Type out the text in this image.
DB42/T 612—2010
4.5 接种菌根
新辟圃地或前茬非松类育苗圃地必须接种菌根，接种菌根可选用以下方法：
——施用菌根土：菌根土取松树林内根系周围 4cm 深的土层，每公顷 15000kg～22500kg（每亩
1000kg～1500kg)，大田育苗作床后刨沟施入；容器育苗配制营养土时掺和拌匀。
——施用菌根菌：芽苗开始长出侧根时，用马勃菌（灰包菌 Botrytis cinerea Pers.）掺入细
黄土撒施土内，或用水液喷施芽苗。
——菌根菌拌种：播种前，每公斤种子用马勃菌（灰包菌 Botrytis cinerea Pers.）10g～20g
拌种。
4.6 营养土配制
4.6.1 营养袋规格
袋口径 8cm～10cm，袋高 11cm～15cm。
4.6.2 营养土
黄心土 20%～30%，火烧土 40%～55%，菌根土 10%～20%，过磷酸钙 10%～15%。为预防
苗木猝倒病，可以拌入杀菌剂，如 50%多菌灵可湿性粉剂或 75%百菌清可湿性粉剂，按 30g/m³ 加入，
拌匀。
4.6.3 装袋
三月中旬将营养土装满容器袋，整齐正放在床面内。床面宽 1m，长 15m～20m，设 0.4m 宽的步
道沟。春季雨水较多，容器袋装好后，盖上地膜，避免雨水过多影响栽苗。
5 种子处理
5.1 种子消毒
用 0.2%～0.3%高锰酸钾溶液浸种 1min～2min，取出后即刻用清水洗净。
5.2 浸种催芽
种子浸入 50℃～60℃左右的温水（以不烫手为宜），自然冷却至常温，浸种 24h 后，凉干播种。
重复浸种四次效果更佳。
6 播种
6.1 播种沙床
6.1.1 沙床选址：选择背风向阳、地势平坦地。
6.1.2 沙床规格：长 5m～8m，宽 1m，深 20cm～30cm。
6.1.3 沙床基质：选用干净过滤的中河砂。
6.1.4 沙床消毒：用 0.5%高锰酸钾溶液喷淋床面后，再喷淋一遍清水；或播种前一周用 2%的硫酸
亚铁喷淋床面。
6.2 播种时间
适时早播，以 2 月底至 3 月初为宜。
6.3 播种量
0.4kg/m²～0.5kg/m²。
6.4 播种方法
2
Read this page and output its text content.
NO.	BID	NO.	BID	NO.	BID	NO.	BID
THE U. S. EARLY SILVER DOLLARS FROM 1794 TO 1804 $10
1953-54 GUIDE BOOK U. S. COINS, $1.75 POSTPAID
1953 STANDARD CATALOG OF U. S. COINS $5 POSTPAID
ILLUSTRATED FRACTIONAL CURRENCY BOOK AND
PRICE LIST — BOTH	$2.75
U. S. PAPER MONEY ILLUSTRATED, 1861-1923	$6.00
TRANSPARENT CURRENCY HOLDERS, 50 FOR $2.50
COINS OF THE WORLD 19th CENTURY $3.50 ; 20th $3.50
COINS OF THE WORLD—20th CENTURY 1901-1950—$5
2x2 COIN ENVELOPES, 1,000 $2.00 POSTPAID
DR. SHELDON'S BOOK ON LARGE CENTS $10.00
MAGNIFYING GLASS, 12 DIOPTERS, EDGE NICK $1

====

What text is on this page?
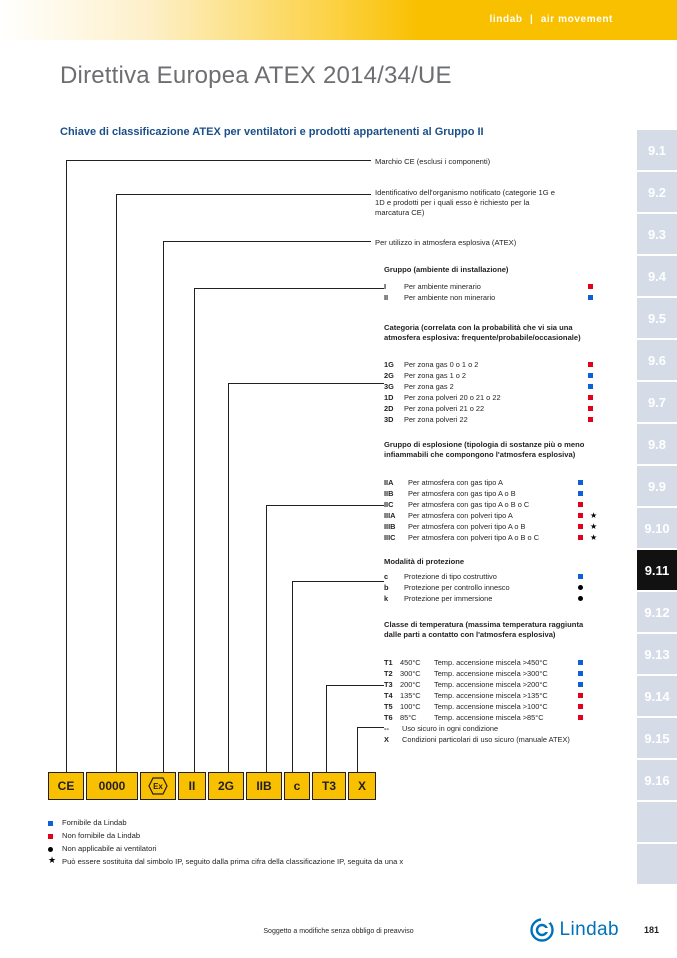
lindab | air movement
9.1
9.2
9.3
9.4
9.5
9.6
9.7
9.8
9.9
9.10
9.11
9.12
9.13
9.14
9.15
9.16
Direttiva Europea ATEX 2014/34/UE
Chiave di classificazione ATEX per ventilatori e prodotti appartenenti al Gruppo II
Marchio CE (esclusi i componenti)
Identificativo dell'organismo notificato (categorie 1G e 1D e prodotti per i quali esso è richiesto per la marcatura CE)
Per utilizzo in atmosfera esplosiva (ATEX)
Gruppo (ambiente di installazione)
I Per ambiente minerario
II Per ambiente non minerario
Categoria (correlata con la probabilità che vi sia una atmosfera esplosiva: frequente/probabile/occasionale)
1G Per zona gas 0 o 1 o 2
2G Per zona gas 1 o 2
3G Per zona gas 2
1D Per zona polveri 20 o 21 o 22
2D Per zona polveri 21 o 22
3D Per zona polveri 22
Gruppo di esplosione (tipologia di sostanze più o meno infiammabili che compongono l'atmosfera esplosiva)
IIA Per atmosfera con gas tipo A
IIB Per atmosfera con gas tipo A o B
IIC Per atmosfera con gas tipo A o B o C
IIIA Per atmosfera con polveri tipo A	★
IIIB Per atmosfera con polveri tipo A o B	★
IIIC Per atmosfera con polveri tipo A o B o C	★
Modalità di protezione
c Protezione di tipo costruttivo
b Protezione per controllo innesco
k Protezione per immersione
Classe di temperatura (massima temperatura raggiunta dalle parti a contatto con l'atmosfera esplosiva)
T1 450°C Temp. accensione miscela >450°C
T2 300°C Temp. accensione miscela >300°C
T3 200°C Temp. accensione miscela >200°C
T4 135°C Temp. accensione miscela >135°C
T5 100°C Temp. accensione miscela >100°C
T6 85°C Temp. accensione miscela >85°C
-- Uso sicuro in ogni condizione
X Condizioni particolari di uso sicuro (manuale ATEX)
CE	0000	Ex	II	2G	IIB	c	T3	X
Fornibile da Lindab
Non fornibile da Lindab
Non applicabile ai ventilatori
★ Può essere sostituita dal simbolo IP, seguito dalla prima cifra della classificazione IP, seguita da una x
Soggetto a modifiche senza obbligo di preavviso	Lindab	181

====

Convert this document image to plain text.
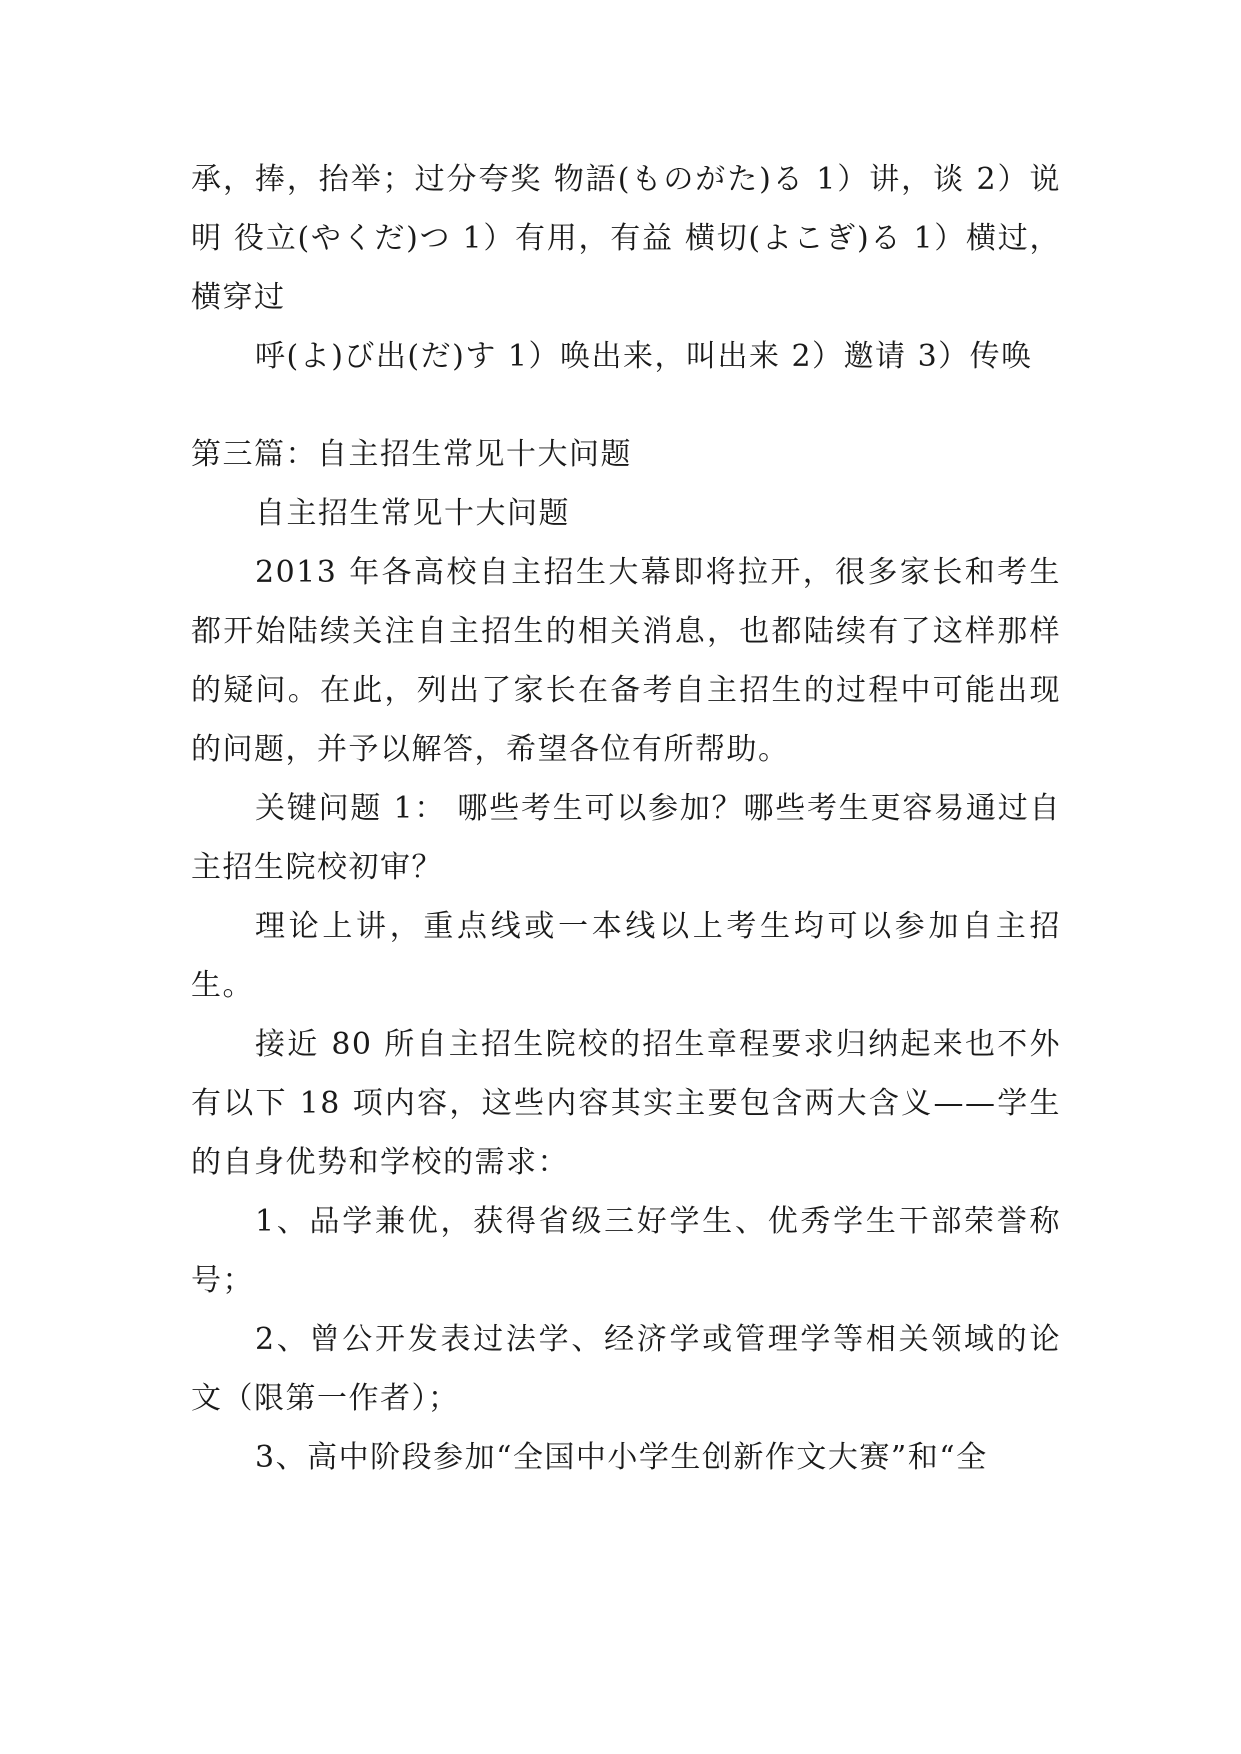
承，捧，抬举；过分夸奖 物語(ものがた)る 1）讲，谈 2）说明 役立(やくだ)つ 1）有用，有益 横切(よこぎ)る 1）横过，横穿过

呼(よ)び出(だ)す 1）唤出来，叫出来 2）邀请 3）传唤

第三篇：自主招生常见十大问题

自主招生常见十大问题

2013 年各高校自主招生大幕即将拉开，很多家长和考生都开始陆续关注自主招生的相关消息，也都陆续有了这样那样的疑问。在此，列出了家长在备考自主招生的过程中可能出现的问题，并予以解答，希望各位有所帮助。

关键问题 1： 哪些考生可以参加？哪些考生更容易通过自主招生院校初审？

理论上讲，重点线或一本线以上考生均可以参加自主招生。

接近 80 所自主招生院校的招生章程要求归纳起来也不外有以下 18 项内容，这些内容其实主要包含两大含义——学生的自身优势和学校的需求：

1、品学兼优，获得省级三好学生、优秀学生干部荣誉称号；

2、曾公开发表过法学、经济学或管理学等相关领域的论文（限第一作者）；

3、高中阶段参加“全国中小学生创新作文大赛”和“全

====

- [Instructions for the task]: Check every line of the data, and copy the ones that contain "accensione".

- [Response]:
T1 450°C Temp. accensione miscela >450°C
T2 300°C Temp. accensione miscela >300°C
T3 200°C Temp. accensione miscela >200°C
T4 135°C Temp. accensione miscela >135°C
T5 100°C Temp. accensione miscela >100°C
T6 85°C Temp. accensione miscela >85°C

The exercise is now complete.